• Given request: Identify all lines below that hold "chances" and collect them.

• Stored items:
━━━━━━━━━━━━━━━━

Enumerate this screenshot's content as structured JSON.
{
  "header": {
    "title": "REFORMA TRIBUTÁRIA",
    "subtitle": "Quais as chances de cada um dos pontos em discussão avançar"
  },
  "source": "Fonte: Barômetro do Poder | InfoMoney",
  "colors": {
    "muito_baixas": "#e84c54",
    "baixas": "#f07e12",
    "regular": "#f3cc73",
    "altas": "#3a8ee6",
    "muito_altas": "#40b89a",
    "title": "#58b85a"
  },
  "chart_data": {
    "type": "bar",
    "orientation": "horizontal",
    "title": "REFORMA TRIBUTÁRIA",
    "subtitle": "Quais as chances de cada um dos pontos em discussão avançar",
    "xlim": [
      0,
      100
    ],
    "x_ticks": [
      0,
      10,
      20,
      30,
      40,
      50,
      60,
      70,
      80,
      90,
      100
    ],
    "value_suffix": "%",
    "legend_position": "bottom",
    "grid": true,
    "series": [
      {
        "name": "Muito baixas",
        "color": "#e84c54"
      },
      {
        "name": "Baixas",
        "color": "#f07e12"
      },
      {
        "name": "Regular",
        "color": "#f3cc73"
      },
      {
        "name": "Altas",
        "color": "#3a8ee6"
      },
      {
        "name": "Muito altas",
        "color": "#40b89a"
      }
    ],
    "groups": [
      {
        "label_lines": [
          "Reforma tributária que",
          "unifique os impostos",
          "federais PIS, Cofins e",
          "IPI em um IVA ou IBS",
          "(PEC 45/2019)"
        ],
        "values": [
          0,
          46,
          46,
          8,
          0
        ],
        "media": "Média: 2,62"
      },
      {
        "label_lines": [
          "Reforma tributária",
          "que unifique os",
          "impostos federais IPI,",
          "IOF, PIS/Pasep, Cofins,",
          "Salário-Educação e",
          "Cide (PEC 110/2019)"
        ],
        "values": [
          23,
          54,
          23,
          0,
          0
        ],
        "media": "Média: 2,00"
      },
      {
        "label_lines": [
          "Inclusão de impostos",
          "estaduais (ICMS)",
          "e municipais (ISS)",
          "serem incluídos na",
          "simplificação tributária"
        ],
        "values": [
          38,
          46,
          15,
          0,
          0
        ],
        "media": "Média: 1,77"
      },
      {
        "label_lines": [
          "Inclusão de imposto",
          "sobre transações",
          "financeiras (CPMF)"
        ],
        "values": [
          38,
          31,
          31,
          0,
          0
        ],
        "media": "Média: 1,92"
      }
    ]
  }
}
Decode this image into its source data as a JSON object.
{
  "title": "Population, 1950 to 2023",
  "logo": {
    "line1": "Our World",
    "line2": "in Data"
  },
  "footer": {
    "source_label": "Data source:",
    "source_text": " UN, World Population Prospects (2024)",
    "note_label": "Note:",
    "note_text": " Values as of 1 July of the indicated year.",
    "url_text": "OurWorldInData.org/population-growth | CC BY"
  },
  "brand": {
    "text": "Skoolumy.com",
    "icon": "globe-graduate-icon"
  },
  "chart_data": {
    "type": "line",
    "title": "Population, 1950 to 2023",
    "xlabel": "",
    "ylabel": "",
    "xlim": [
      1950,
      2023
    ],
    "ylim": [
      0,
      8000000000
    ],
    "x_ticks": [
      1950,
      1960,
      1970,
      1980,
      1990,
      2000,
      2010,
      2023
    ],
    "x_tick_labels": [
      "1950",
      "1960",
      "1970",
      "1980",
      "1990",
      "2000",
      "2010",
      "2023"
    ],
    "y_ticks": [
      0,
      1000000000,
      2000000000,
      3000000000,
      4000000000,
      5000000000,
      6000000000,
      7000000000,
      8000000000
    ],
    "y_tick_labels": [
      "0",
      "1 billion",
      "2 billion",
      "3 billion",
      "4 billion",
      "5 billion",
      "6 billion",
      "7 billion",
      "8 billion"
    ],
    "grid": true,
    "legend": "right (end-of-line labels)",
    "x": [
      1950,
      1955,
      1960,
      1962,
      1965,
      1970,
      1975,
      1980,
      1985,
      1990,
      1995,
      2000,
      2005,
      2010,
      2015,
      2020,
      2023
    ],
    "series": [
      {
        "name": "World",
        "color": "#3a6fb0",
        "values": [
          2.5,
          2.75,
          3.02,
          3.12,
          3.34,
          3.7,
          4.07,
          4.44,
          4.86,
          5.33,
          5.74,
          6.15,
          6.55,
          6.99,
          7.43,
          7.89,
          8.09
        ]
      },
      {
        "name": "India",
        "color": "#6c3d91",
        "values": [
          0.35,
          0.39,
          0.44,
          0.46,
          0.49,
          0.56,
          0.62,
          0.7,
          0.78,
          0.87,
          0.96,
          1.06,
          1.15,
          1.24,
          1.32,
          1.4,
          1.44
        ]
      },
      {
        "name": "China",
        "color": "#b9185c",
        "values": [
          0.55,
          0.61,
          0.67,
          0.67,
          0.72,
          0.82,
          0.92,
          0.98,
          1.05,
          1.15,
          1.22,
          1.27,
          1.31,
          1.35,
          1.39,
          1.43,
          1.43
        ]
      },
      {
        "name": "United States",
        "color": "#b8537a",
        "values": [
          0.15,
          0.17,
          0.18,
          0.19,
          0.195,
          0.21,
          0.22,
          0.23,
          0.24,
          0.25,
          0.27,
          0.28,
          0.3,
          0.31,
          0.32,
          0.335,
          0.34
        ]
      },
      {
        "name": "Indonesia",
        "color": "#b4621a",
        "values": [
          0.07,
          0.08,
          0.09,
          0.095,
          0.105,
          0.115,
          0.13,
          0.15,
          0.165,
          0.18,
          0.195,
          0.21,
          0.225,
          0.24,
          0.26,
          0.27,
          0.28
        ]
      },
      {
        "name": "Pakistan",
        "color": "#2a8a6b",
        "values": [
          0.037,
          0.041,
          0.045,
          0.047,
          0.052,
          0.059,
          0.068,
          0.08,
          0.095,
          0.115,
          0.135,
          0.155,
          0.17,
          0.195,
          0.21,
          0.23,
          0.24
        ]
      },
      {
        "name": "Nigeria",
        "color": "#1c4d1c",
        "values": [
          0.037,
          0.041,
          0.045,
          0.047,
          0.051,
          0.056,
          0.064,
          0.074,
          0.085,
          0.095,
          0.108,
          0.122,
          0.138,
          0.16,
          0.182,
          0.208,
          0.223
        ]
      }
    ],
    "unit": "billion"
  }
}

━━━━━━━━━━━━━━━━

• Written reply:
    "subtitle": "Quais as chances de cada um dos pontos em discussão avançar"
    "subtitle": "Quais as chances de cada um dos pontos em discussão avançar",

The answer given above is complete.